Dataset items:
============

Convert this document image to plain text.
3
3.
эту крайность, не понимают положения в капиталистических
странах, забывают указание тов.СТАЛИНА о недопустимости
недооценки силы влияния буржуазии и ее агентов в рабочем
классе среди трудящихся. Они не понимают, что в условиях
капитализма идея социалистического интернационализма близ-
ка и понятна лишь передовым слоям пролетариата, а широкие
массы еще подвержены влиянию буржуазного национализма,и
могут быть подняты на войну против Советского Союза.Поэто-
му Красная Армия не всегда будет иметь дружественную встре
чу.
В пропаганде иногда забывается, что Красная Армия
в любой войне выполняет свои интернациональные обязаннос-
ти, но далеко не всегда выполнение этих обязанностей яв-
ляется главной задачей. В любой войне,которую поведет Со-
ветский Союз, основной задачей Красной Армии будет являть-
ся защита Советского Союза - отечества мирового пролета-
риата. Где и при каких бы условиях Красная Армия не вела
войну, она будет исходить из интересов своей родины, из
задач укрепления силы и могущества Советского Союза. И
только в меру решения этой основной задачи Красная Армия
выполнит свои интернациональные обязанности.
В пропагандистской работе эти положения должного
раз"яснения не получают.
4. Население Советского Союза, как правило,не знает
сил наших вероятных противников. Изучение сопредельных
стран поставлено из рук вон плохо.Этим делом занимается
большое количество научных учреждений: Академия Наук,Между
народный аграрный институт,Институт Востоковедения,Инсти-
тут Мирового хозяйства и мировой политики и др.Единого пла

============

PROBLEM REQUIREMENTS:
Retype the whole listing above exactly.

EXERCISE RESULT:
Convert this document image to plain text.
3
3.
эту крайность, не понимают положения в капиталистических
странах, забывают указание тов.СТАЛИНА о недопустимости
недооценки силы влияния буржуазии и ее агентов в рабочем
классе среди трудящихся. Они не понимают, что в условиях
капитализма идея социалистического интернационализма близ-
ка и понятна лишь передовым слоям пролетариата, а широкие
массы еще подвержены влиянию буржуазного национализма,и
могут быть подняты на войну против Советского Союза.Поэто-
му Красная Армия не всегда будет иметь дружественную встре
чу.
В пропаганде иногда забывается, что Красная Армия
в любой войне выполняет свои интернациональные обязаннос-
ти, но далеко не всегда выполнение этих обязанностей яв-
ляется главной задачей. В любой войне,которую поведет Со-
ветский Союз, основной задачей Красной Армии будет являть-
ся защита Советского Союза - отечества мирового пролета-
риата. Где и при каких бы условиях Красная Армия не вела
войну, она будет исходить из интересов своей родины, из
задач укрепления силы и могущества Советского Союза. И
только в меру решения этой основной задачи Красная Армия
выполнит свои интернациональные обязанности.
В пропагандистской работе эти положения должного
раз"яснения не получают.
4. Население Советского Союза, как правило,не знает
сил наших вероятных противников. Изучение сопредельных
стран поставлено из рук вон плохо.Этим делом занимается
большое количество научных учреждений: Академия Наук,Между
народный аграрный институт,Институт Востоковедения,Инсти-
тут Мирового хозяйства и мировой политики и др.Единого пла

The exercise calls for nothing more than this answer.